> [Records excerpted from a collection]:

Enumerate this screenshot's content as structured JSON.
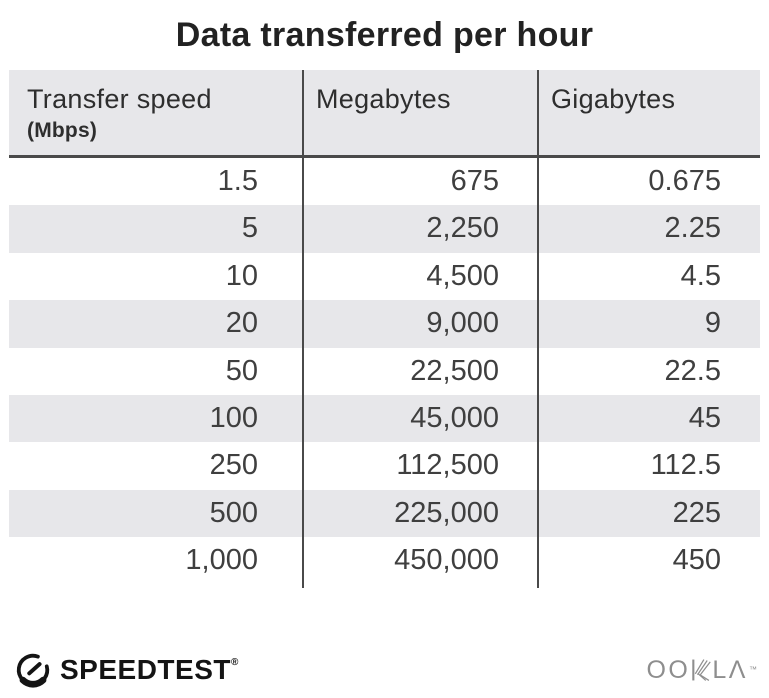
{
  "title": "Data transferred per hour",
  "table": {
    "headers": [
      {
        "label": "Transfer speed",
        "sublabel": "(Mbps)"
      },
      {
        "label": "Megabytes",
        "sublabel": ""
      },
      {
        "label": "Gigabytes",
        "sublabel": ""
      }
    ],
    "rows": [
      [
        "1.5",
        "675",
        "0.675"
      ],
      [
        "5",
        "2,250",
        "2.25"
      ],
      [
        "10",
        "4,500",
        "4.5"
      ],
      [
        "20",
        "9,000",
        "9"
      ],
      [
        "50",
        "22,500",
        "22.5"
      ],
      [
        "100",
        "45,000",
        "45"
      ],
      [
        "250",
        "112,500",
        "112.5"
      ],
      [
        "500",
        "225,000",
        "225"
      ],
      [
        "1,000",
        "450,000",
        "450"
      ]
    ]
  },
  "footer": {
    "speedtest": {
      "label": "SPEEDTEST",
      "trademark": "®"
    },
    "ookla": {
      "name": "OOKLA",
      "left": "OO",
      "right": "LΛ",
      "trademark": "™"
    }
  },
  "colors": {
    "stripe": "#e7e7ea",
    "header_bg": "#e7e7ea",
    "line": "#4a4a4a",
    "text": "#3f3f3f",
    "title": "#222222",
    "ookla_gray": "#8e8e8e",
    "speedtest_black": "#141414"
  },
  "chart_data": {
    "type": "table",
    "title": "Data transferred per hour",
    "columns": [
      "Transfer speed (Mbps)",
      "Megabytes",
      "Gigabytes"
    ],
    "rows": [
      [
        1.5,
        675,
        0.675
      ],
      [
        5,
        2250,
        2.25
      ],
      [
        10,
        4500,
        4.5
      ],
      [
        20,
        9000,
        9
      ],
      [
        50,
        22500,
        22.5
      ],
      [
        100,
        45000,
        45
      ],
      [
        250,
        112500,
        112.5
      ],
      [
        500,
        225000,
        225
      ],
      [
        1000,
        450000,
        450
      ]
    ]
  }
}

> [Stated problem]: Review the material and copy each line in which the word "hour" appears.

> [Full response]:
  "title": "Data transferred per hour",
    "title": "Data transferred per hour",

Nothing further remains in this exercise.